(Stored records)
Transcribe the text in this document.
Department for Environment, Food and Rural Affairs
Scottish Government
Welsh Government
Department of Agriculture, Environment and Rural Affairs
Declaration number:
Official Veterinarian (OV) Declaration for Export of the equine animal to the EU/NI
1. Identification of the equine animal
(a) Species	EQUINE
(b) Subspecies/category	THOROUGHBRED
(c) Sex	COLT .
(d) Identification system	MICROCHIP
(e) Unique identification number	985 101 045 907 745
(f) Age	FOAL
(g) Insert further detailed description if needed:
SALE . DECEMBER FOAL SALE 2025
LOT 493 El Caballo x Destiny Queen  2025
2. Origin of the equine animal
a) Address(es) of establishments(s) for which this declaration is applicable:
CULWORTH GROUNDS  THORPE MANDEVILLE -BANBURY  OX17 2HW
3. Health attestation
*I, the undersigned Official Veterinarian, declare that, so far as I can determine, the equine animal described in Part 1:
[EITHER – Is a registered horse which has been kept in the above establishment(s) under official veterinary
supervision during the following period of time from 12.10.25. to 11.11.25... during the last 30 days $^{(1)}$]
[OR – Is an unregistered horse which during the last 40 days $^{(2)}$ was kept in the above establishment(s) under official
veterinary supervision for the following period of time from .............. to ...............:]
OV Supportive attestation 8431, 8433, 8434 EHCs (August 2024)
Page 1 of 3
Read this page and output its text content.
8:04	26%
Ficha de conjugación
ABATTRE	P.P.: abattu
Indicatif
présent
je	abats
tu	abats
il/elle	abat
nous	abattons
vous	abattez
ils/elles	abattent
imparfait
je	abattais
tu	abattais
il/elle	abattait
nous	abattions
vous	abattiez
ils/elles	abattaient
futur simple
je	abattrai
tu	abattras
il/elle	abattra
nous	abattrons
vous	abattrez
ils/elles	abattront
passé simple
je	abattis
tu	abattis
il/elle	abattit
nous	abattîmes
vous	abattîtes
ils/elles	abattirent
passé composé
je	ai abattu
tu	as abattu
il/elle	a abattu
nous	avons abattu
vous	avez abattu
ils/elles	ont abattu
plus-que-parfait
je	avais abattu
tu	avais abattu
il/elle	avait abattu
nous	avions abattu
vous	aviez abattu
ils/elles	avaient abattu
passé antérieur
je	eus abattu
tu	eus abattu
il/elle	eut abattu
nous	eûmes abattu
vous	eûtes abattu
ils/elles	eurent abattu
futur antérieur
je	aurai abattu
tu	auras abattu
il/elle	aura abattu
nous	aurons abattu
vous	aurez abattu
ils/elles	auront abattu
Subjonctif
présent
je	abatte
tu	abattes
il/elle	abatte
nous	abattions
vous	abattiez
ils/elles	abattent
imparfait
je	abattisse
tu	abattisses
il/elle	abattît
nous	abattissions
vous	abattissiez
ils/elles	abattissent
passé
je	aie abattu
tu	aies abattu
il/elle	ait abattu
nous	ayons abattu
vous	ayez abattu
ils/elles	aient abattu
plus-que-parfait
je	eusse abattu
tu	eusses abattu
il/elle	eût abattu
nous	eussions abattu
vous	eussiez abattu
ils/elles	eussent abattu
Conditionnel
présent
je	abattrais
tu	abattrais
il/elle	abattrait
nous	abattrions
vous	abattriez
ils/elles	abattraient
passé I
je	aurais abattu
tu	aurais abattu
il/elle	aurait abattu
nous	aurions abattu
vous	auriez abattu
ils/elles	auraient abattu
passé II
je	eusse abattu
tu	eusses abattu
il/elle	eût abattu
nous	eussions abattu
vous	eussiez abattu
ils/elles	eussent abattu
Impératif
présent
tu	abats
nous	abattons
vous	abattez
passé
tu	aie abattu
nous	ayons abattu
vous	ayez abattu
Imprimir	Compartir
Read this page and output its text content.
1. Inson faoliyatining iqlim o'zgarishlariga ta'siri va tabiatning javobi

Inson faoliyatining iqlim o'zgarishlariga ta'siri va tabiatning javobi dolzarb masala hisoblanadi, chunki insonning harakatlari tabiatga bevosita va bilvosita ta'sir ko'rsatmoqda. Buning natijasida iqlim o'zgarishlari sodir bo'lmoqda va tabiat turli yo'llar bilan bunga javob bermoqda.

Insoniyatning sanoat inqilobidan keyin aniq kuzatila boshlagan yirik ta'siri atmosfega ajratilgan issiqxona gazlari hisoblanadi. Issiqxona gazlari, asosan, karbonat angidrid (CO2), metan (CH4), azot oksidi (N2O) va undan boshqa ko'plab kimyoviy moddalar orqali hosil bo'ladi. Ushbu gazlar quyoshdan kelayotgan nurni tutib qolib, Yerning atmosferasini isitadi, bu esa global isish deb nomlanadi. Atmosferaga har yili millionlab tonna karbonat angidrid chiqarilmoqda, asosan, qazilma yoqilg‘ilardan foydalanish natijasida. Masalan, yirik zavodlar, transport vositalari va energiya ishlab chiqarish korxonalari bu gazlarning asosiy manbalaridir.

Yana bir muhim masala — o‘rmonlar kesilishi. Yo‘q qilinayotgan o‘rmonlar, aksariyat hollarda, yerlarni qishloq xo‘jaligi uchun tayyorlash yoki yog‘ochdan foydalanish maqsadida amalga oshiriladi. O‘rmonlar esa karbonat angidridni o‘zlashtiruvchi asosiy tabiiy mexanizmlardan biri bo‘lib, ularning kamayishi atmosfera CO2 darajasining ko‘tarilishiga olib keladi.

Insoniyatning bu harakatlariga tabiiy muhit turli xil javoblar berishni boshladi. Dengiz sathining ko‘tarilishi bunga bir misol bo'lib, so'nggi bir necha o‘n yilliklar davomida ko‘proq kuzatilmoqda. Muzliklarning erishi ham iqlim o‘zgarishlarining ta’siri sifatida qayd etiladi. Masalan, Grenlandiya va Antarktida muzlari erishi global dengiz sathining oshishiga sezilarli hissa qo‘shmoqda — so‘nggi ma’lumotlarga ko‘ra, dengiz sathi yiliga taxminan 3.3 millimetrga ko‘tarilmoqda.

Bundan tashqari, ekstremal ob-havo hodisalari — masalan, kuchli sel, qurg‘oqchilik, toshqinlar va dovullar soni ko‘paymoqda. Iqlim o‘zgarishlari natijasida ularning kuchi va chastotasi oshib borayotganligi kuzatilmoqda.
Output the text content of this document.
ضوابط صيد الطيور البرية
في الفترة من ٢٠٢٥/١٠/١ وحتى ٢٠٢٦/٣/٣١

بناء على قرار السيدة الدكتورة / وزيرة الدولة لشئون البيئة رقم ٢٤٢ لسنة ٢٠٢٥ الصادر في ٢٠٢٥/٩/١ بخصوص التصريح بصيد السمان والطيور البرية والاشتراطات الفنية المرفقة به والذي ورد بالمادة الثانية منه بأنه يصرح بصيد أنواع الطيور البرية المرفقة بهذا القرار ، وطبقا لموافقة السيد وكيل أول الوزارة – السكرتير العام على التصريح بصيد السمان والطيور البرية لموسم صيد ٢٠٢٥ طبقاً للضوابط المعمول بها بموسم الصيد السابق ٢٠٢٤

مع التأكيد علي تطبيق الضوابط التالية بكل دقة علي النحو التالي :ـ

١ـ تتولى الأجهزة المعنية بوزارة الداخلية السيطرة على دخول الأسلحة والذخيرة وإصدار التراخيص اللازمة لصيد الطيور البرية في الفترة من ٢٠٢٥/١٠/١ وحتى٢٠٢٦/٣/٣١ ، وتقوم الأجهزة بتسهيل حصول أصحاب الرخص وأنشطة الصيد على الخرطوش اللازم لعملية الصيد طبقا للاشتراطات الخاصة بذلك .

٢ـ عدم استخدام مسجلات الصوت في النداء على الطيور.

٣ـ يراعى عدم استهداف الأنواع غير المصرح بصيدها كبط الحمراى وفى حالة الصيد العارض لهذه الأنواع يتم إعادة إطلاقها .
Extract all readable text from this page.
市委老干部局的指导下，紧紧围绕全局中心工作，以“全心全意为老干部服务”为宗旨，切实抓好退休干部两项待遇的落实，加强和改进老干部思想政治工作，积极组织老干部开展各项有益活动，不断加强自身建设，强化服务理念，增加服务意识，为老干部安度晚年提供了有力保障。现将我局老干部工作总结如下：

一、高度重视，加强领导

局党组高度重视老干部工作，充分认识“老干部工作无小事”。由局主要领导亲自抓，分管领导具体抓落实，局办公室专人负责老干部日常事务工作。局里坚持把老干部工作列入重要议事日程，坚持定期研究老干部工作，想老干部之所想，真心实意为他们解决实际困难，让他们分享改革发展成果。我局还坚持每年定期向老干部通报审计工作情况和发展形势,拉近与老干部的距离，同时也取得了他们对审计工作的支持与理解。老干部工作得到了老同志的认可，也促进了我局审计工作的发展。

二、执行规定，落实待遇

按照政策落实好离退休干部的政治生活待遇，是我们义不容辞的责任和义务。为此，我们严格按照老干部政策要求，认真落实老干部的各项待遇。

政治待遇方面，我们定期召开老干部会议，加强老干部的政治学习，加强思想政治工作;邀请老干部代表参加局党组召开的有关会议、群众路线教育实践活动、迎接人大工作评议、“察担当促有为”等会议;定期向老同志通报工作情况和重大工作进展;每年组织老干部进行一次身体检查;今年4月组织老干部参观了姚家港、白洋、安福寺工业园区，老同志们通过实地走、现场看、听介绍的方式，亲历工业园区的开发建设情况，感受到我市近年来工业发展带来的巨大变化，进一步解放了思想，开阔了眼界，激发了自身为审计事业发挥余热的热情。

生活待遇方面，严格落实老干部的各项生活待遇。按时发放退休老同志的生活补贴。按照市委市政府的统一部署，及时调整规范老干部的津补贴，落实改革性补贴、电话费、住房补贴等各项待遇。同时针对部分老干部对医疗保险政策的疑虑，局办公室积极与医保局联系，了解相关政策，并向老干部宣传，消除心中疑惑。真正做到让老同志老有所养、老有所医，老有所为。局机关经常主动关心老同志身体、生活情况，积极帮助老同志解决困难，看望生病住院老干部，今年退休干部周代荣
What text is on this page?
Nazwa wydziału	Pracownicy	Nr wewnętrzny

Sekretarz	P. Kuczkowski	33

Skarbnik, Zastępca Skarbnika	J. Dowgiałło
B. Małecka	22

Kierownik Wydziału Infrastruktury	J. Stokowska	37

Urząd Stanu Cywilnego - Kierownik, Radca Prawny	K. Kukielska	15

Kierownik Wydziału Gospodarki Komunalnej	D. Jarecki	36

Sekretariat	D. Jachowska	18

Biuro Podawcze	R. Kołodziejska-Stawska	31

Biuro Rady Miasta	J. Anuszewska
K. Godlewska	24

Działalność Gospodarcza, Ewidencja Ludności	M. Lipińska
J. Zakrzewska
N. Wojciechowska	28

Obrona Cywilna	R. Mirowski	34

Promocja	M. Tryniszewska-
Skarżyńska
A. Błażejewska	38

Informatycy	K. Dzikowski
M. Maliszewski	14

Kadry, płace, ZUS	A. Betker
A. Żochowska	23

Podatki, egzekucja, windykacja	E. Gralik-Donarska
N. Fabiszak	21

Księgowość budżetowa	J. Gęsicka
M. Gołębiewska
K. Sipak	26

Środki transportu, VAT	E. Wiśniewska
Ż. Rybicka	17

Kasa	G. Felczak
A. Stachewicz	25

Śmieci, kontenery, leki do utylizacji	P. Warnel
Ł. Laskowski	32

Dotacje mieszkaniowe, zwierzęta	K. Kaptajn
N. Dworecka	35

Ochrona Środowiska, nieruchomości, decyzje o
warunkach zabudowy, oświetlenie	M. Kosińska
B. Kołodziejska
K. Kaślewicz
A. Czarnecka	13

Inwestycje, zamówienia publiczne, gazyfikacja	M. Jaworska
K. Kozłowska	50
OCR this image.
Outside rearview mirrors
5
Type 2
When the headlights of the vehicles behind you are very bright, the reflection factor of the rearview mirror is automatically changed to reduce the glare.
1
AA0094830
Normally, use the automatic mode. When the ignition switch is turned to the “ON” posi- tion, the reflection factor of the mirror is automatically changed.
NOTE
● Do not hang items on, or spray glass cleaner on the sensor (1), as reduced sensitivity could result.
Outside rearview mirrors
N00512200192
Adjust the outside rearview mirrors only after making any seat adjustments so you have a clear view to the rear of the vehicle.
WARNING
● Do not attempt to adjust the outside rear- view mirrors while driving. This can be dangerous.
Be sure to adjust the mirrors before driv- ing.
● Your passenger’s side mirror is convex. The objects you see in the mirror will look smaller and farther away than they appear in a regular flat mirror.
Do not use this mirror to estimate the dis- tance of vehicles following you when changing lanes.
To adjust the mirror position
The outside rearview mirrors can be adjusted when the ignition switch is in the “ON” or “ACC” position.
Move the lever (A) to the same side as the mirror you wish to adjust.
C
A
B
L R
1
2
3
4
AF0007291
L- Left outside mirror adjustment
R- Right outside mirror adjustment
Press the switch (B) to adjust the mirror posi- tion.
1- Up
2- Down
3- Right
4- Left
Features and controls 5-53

:: DIRECTIVE ::
Select the lines that carry the string "kept" and copy them.

:: ANSWER BELOW ::
[EITHER – Is a registered horse which has been kept in the above establishment(s) under official veterinary
[OR – Is an unregistered horse which during the last 40 days $^{(2)}$ was kept in the above establishment(s) under official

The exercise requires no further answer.